→ PROMPT:
Review the listing and copy each line that holds the word "border".

→ RECORDS TO PROCESS:
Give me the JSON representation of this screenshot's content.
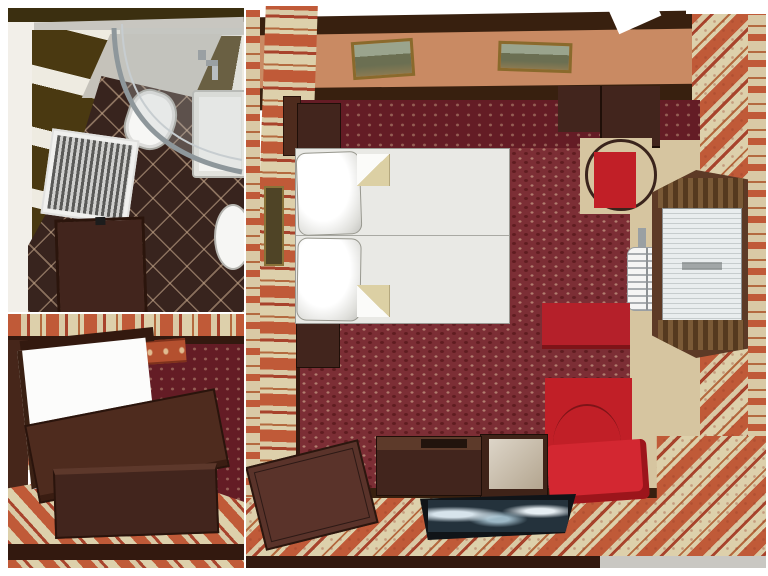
{
  "meta": {
    "title": "3D interior visualization — hotel guest room: bedroom floor plan with bathroom plan and perspective inset",
    "render_type": "architectural cutaway top view",
    "background": "#ffffff"
  },
  "palette": {
    "wood_dark": "#42251d",
    "wood_mid": "#5a332a",
    "wood_deep": "#33190f",
    "wood_edge": "#38200f",
    "carpet_red": "#7c2e35",
    "carpet_dark": "#641c25",
    "stripe_red": "#c05a38",
    "stripe_beige": "#d9c9a5",
    "accent_red": "#c11f27",
    "bench_red": "#b5202a",
    "cushion_red": "#d32731",
    "linen_white": "#e9e9e5",
    "floor_beige": "#d6c5a0",
    "gray_strip": "#c9c7c2",
    "chrome": "#98a1a5",
    "olive_tile": "#4a3911",
    "bath_floor": "#38241e",
    "tv_frame": "#101418",
    "tv_screen": "#24323c"
  },
  "views": {
    "bathroom_plan": {
      "label": "bathroom top view",
      "items": [
        "dark-tiled-walls",
        "panel-radiator",
        "vanity-cabinet",
        "corner-shower-glass",
        "bathtub",
        "washbasin",
        "toilet",
        "shower-mixer",
        "diagonal-floor-tiles"
      ]
    },
    "room_perspective": {
      "label": "bedroom corner perspective view",
      "items": [
        "striped-wallpaper-border",
        "wood-beam",
        "damask-wall",
        "striped-wallpaper",
        "bed-white-panel",
        "wood-table-top",
        "wood-chest",
        "striped-carpet",
        "skirting"
      ]
    },
    "bedroom_plan": {
      "label": "bedroom top view",
      "items": [
        "striped-wallpaper-walls",
        "framed-picture-1",
        "framed-picture-2",
        "framed-picture-small",
        "entry-door",
        "wardrobe-nightstand",
        "double-bed",
        "pillows",
        "folded-blanket-corners",
        "nightstand",
        "corner-dressing-table",
        "round-back-chair",
        "towel-radiator",
        "window-with-blinds",
        "curtains",
        "red-bench",
        "red-armchair",
        "red-cushion",
        "marble-top-cube-table",
        "console-table",
        "flat-screen-tv",
        "dark-floor-panel",
        "red-carpet",
        "wood-floor-border"
      ]
    }
  }
}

→ RESPONSE FOR THIS EXERCISE:
        "striped-wallpaper-border",
        "wood-floor-border"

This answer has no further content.